====== LISTED ENTRIES ======

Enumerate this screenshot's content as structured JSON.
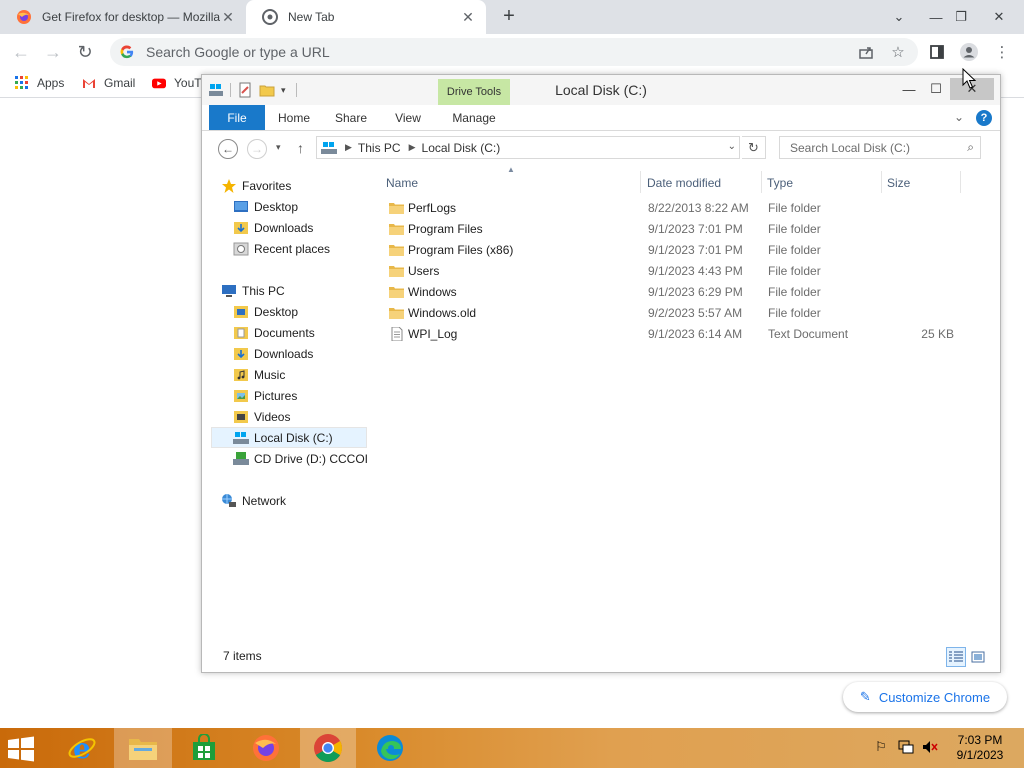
{
  "chrome": {
    "tabs": [
      {
        "title": "Get Firefox for desktop — Mozilla",
        "favicon": "firefox-icon"
      },
      {
        "title": "New Tab",
        "favicon": "chrome-newtab-icon"
      }
    ],
    "omnibox_placeholder": "Search Google or type a URL",
    "bookmarks": [
      {
        "label": "Apps",
        "icon": "apps-grid-icon"
      },
      {
        "label": "Gmail",
        "icon": "gmail-icon"
      },
      {
        "label": "YouT",
        "icon": "youtube-icon"
      }
    ],
    "customize_label": "Customize Chrome"
  },
  "explorer": {
    "title": "Local Disk (C:)",
    "context_tab": "Drive Tools",
    "ribbon_tabs": [
      "File",
      "Home",
      "Share",
      "View",
      "Manage"
    ],
    "address": {
      "segments": [
        "This PC",
        "Local Disk (C:)"
      ]
    },
    "search_placeholder": "Search Local Disk (C:)",
    "nav": {
      "favorites": "Favorites",
      "favorites_items": [
        "Desktop",
        "Downloads",
        "Recent places"
      ],
      "thispc": "This PC",
      "thispc_items": [
        "Desktop",
        "Documents",
        "Downloads",
        "Music",
        "Pictures",
        "Videos",
        "Local Disk (C:)",
        "CD Drive (D:) CCCOI"
      ],
      "network": "Network"
    },
    "columns": [
      "Name",
      "Date modified",
      "Type",
      "Size"
    ],
    "files": [
      {
        "name": "PerfLogs",
        "date": "8/22/2013 8:22 AM",
        "type": "File folder",
        "size": "",
        "icon": "folder-icon"
      },
      {
        "name": "Program Files",
        "date": "9/1/2023 7:01 PM",
        "type": "File folder",
        "size": "",
        "icon": "folder-icon"
      },
      {
        "name": "Program Files (x86)",
        "date": "9/1/2023 7:01 PM",
        "type": "File folder",
        "size": "",
        "icon": "folder-icon"
      },
      {
        "name": "Users",
        "date": "9/1/2023 4:43 PM",
        "type": "File folder",
        "size": "",
        "icon": "folder-icon"
      },
      {
        "name": "Windows",
        "date": "9/1/2023 6:29 PM",
        "type": "File folder",
        "size": "",
        "icon": "folder-icon"
      },
      {
        "name": "Windows.old",
        "date": "9/2/2023 5:57 AM",
        "type": "File folder",
        "size": "",
        "icon": "folder-icon"
      },
      {
        "name": "WPI_Log",
        "date": "9/1/2023 6:14 AM",
        "type": "Text Document",
        "size": "25 KB",
        "icon": "text-document-icon"
      }
    ],
    "status_count": "7 items"
  },
  "taskbar": {
    "apps": [
      "start-icon",
      "internet-explorer-icon",
      "file-explorer-icon",
      "store-icon",
      "firefox-icon",
      "chrome-icon",
      "edge-icon"
    ],
    "active_app": "chrome-icon",
    "clock_time": "7:03 PM",
    "clock_date": "9/1/2023"
  },
  "colors": {
    "ribbon_file": "#1979ca",
    "drive_tools": "#c7e7a4",
    "chrome_link": "#1a73e8",
    "taskbar": "#d98a2a"
  }
}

======

What is needed is an exact reproduction of the data, pictures excluded.

Enumerate this screenshot's content as structured JSON.
{
  "chrome": {
    "tabs": [
      {
        "title": "Get Firefox for desktop — Mozilla",
        "favicon": "firefox-icon"
      },
      {
        "title": "New Tab",
        "favicon": "chrome-newtab-icon"
      }
    ],
    "omnibox_placeholder": "Search Google or type a URL",
    "bookmarks": [
      {
        "label": "Apps",
        "icon": "apps-grid-icon"
      },
      {
        "label": "Gmail",
        "icon": "gmail-icon"
      },
      {
        "label": "YouT",
        "icon": "youtube-icon"
      }
    ],
    "customize_label": "Customize Chrome"
  },
  "explorer": {
    "title": "Local Disk (C:)",
    "context_tab": "Drive Tools",
    "ribbon_tabs": [
      "File",
      "Home",
      "Share",
      "View",
      "Manage"
    ],
    "address": {
      "segments": [
        "This PC",
        "Local Disk (C:)"
      ]
    },
    "search_placeholder": "Search Local Disk (C:)",
    "nav": {
      "favorites": "Favorites",
      "favorites_items": [
        "Desktop",
        "Downloads",
        "Recent places"
      ],
      "thispc": "This PC",
      "thispc_items": [
        "Desktop",
        "Documents",
        "Downloads",
        "Music",
        "Pictures",
        "Videos",
        "Local Disk (C:)",
        "CD Drive (D:) CCCOI"
      ],
      "network": "Network"
    },
    "columns": [
      "Name",
      "Date modified",
      "Type",
      "Size"
    ],
    "files": [
      {
        "name": "PerfLogs",
        "date": "8/22/2013 8:22 AM",
        "type": "File folder",
        "size": "",
        "icon": "folder-icon"
      },
      {
        "name": "Program Files",
        "date": "9/1/2023 7:01 PM",
        "type": "File folder",
        "size": "",
        "icon": "folder-icon"
      },
      {
        "name": "Program Files (x86)",
        "date": "9/1/2023 7:01 PM",
        "type": "File folder",
        "size": "",
        "icon": "folder-icon"
      },
      {
        "name": "Users",
        "date": "9/1/2023 4:43 PM",
        "type": "File folder",
        "size": "",
        "icon": "folder-icon"
      },
      {
        "name": "Windows",
        "date": "9/1/2023 6:29 PM",
        "type": "File folder",
        "size": "",
        "icon": "folder-icon"
      },
      {
        "name": "Windows.old",
        "date": "9/2/2023 5:57 AM",
        "type": "File folder",
        "size": "",
        "icon": "folder-icon"
      },
      {
        "name": "WPI_Log",
        "date": "9/1/2023 6:14 AM",
        "type": "Text Document",
        "size": "25 KB",
        "icon": "text-document-icon"
      }
    ],
    "status_count": "7 items"
  },
  "taskbar": {
    "apps": [
      "start-icon",
      "internet-explorer-icon",
      "file-explorer-icon",
      "store-icon",
      "firefox-icon",
      "chrome-icon",
      "edge-icon"
    ],
    "active_app": "chrome-icon",
    "clock_time": "7:03 PM",
    "clock_date": "9/1/2023"
  },
  "colors": {
    "ribbon_file": "#1979ca",
    "drive_tools": "#c7e7a4",
    "chrome_link": "#1a73e8",
    "taskbar": "#d98a2a"
  }
}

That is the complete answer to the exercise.